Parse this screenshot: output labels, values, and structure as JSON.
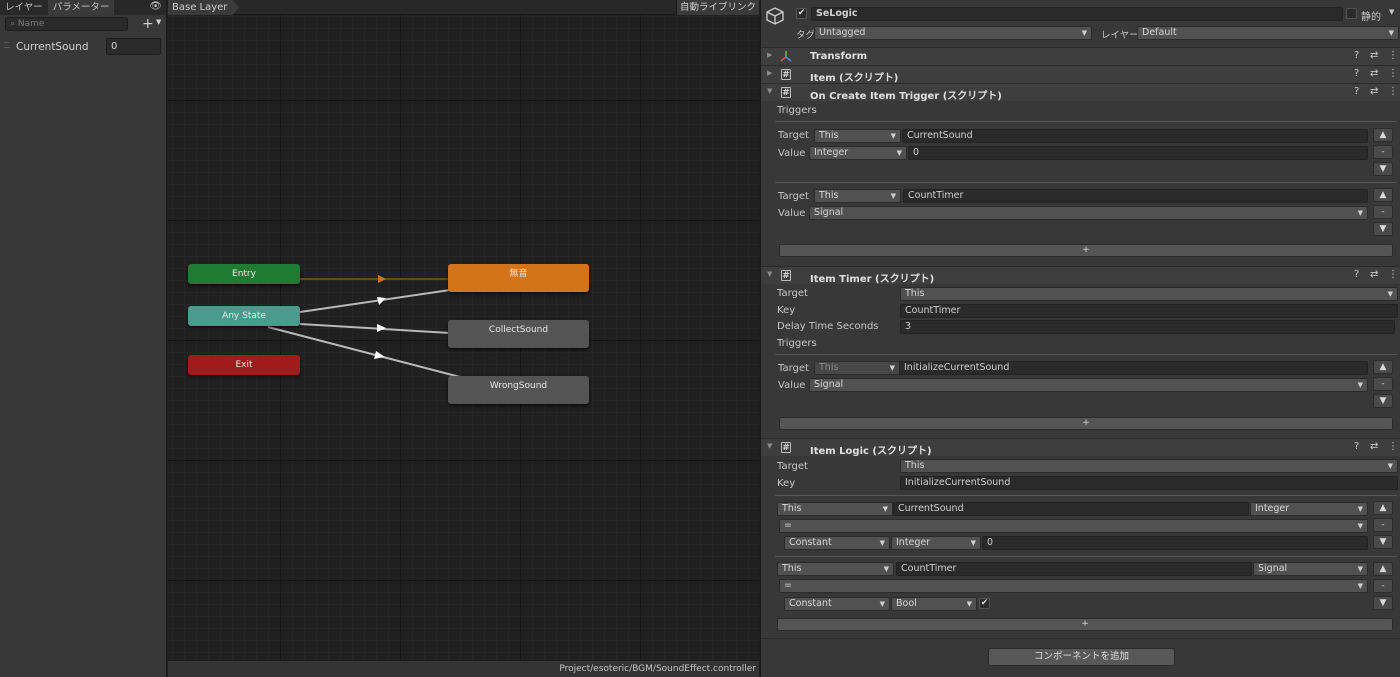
{
  "left_panel": {
    "tab_layers": "レイヤー",
    "tab_parameters": "パラメーター",
    "search_placeholder": "Name",
    "add_label": "+",
    "parameters": [
      {
        "name": "CurrentSound",
        "value": "0"
      }
    ]
  },
  "graph": {
    "breadcrumb": "Base Layer",
    "auto_live_link": "自動ライブリンク",
    "path": "Project/esoteric/BGM/SoundEffect.controller",
    "nodes": {
      "entry": "Entry",
      "any_state": "Any State",
      "exit": "Exit",
      "silent": "無音",
      "collect": "CollectSound",
      "wrong": "WrongSound"
    },
    "colors": {
      "entry": "#1f7a32",
      "any_state": "#4a9a8e",
      "exit": "#a01c1c",
      "default_state": "#d4731a",
      "state": "#545454"
    }
  },
  "inspector": {
    "object_name": "SeLogic",
    "static_label": "静的",
    "tag_label": "タグ",
    "tag_value": "Untagged",
    "layer_label": "レイヤー",
    "layer_value": "Default",
    "components": {
      "transform": "Transform",
      "item": "Item (スクリプト)",
      "on_create": "On Create Item Trigger (スクリプト)",
      "timer": "Item Timer (スクリプト)",
      "logic": "Item Logic (スクリプト)"
    },
    "on_create": {
      "triggers_label": "Triggers",
      "target_label": "Target",
      "value_label": "Value",
      "t1_target": "This",
      "t1_key": "CurrentSound",
      "t1_type": "Integer",
      "t1_value": "0",
      "t2_target": "This",
      "t2_key": "CountTimer",
      "t2_type": "Signal",
      "plus": "+"
    },
    "timer": {
      "target_label": "Target",
      "target_value": "This",
      "key_label": "Key",
      "key_value": "CountTimer",
      "delay_label": "Delay Time Seconds",
      "delay_value": "3",
      "triggers_label": "Triggers",
      "tr_target_label": "Target",
      "tr_target": "This",
      "tr_key": "InitializeCurrentSound",
      "tr_value_label": "Value",
      "tr_type": "Signal",
      "plus": "+"
    },
    "logic": {
      "target_label": "Target",
      "target_value": "This",
      "key_label": "Key",
      "key_value": "InitializeCurrentSound",
      "c1_target": "This",
      "c1_key": "CurrentSound",
      "c1_type": "Integer",
      "c1_op": "=",
      "c1_source": "Constant",
      "c1_vtype": "Integer",
      "c1_value": "0",
      "c2_target": "This",
      "c2_key": "CountTimer",
      "c2_type": "Signal",
      "c2_op": "=",
      "c2_source": "Constant",
      "c2_vtype": "Bool",
      "c2_check": "✔",
      "plus": "+"
    },
    "add_component": "コンポーネントを追加",
    "stepper": {
      "up": "▲",
      "minus": "-",
      "down": "▼"
    },
    "icons": {
      "help": "?",
      "settings": "⇄",
      "more": "⋮"
    }
  }
}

---------------

▶ _WHAT IS REQUIRED_
Give every line back word for word and leave the pictures out.

▶ _TASK RESULT_
Parse this screenshot: output labels, values, and structure as JSON.
{
  "left_panel": {
    "tab_layers": "レイヤー",
    "tab_parameters": "パラメーター",
    "search_placeholder": "Name",
    "add_label": "+",
    "parameters": [
      {
        "name": "CurrentSound",
        "value": "0"
      }
    ]
  },
  "graph": {
    "breadcrumb": "Base Layer",
    "auto_live_link": "自動ライブリンク",
    "path": "Project/esoteric/BGM/SoundEffect.controller",
    "nodes": {
      "entry": "Entry",
      "any_state": "Any State",
      "exit": "Exit",
      "silent": "無音",
      "collect": "CollectSound",
      "wrong": "WrongSound"
    },
    "colors": {
      "entry": "#1f7a32",
      "any_state": "#4a9a8e",
      "exit": "#a01c1c",
      "default_state": "#d4731a",
      "state": "#545454"
    }
  },
  "inspector": {
    "object_name": "SeLogic",
    "static_label": "静的",
    "tag_label": "タグ",
    "tag_value": "Untagged",
    "layer_label": "レイヤー",
    "layer_value": "Default",
    "components": {
      "transform": "Transform",
      "item": "Item (スクリプト)",
      "on_create": "On Create Item Trigger (スクリプト)",
      "timer": "Item Timer (スクリプト)",
      "logic": "Item Logic (スクリプト)"
    },
    "on_create": {
      "triggers_label": "Triggers",
      "target_label": "Target",
      "value_label": "Value",
      "t1_target": "This",
      "t1_key": "CurrentSound",
      "t1_type": "Integer",
      "t1_value": "0",
      "t2_target": "This",
      "t2_key": "CountTimer",
      "t2_type": "Signal",
      "plus": "+"
    },
    "timer": {
      "target_label": "Target",
      "target_value": "This",
      "key_label": "Key",
      "key_value": "CountTimer",
      "delay_label": "Delay Time Seconds",
      "delay_value": "3",
      "triggers_label": "Triggers",
      "tr_target_label": "Target",
      "tr_target": "This",
      "tr_key": "InitializeCurrentSound",
      "tr_value_label": "Value",
      "tr_type": "Signal",
      "plus": "+"
    },
    "logic": {
      "target_label": "Target",
      "target_value": "This",
      "key_label": "Key",
      "key_value": "InitializeCurrentSound",
      "c1_target": "This",
      "c1_key": "CurrentSound",
      "c1_type": "Integer",
      "c1_op": "=",
      "c1_source": "Constant",
      "c1_vtype": "Integer",
      "c1_value": "0",
      "c2_target": "This",
      "c2_key": "CountTimer",
      "c2_type": "Signal",
      "c2_op": "=",
      "c2_source": "Constant",
      "c2_vtype": "Bool",
      "c2_check": "✔",
      "plus": "+"
    },
    "add_component": "コンポーネントを追加",
    "stepper": {
      "up": "▲",
      "minus": "-",
      "down": "▼"
    },
    "icons": {
      "help": "?",
      "settings": "⇄",
      "more": "⋮"
    }
  }
}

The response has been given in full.